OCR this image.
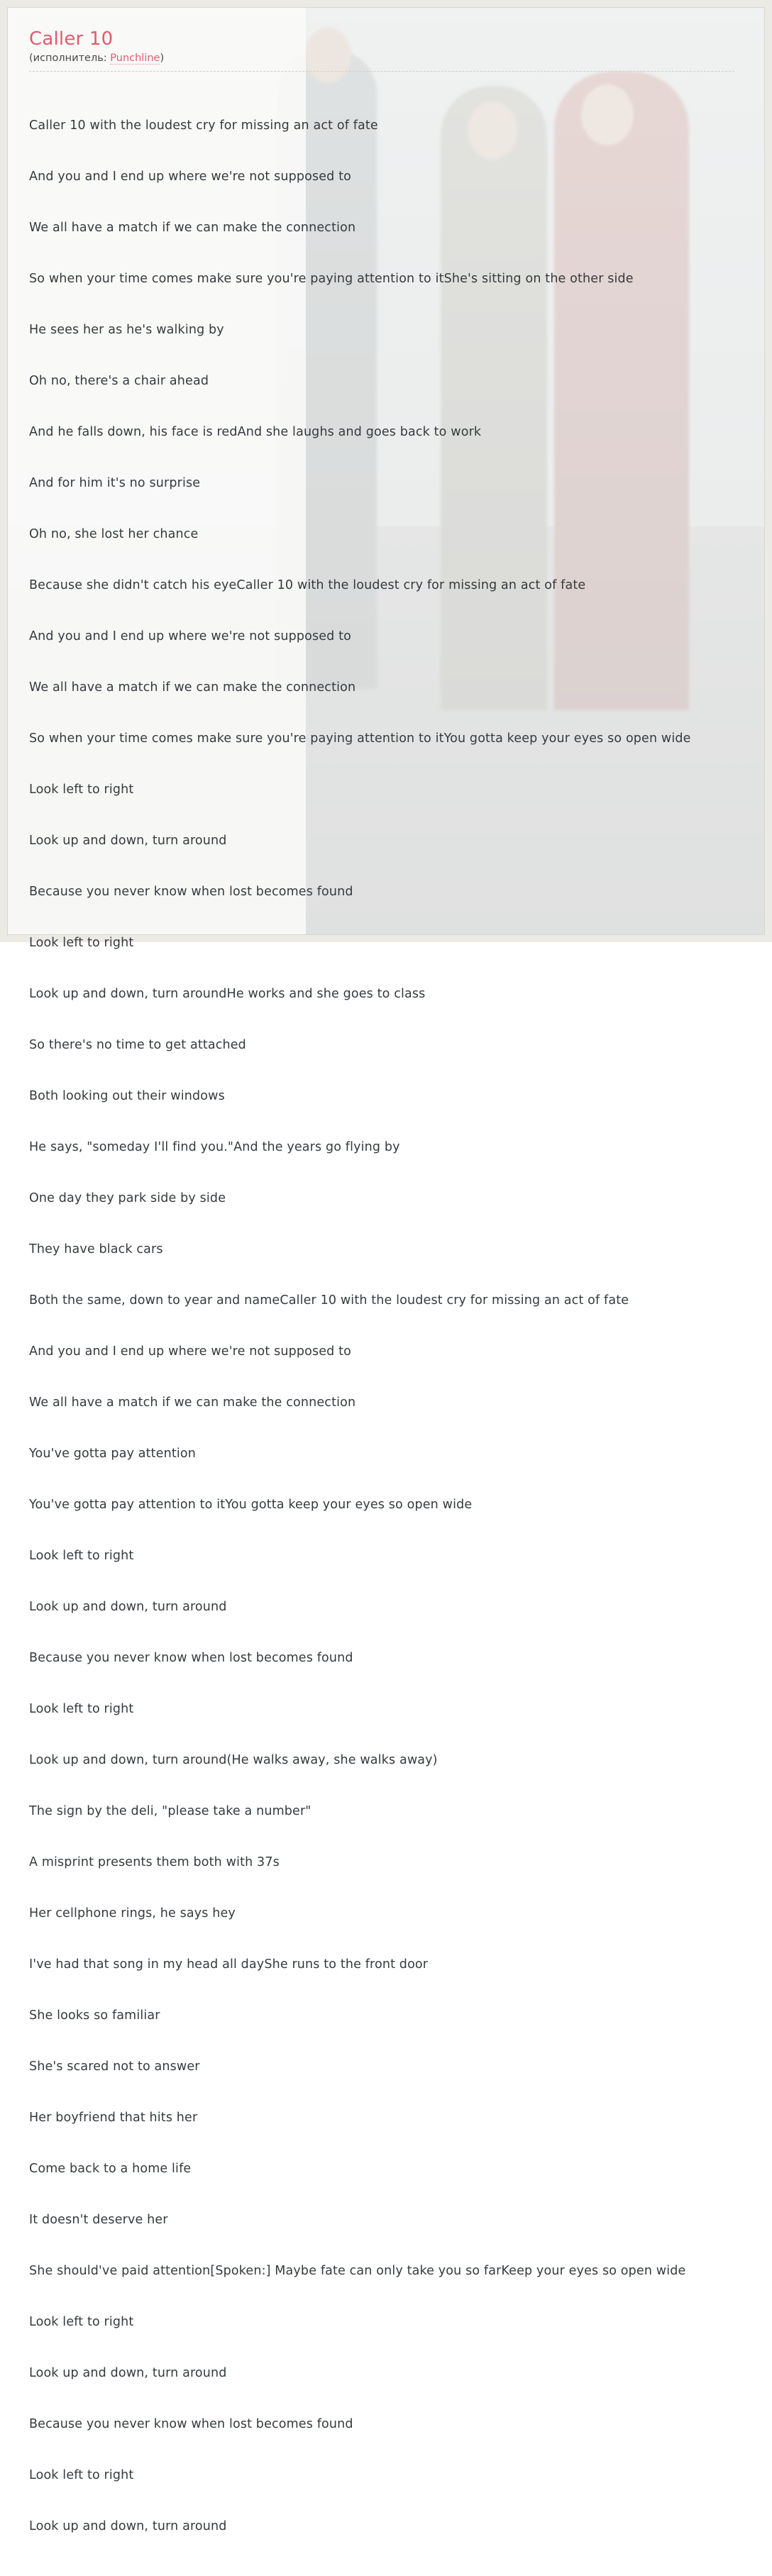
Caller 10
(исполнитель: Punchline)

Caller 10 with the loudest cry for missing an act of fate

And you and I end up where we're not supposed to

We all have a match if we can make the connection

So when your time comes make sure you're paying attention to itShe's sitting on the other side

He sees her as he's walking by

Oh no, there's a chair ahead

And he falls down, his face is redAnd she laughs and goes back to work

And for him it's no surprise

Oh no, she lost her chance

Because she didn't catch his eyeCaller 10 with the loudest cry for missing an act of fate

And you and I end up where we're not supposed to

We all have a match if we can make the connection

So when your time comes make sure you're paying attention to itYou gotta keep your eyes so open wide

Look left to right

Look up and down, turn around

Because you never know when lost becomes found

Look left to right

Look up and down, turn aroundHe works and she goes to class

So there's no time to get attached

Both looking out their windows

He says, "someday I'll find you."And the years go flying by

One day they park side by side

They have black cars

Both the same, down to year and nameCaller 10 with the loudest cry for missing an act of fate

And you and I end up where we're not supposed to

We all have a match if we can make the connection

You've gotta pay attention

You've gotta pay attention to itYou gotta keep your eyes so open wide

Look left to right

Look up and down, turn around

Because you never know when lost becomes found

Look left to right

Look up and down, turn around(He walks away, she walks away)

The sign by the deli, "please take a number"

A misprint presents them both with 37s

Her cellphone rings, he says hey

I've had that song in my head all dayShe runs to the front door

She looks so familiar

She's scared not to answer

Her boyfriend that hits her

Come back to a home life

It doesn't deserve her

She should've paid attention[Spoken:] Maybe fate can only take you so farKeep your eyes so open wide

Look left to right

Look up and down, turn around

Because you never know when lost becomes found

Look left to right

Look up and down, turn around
++++++
Set exercise: Give only the count of lines in the data that include the string "back".

Exercise answer: 2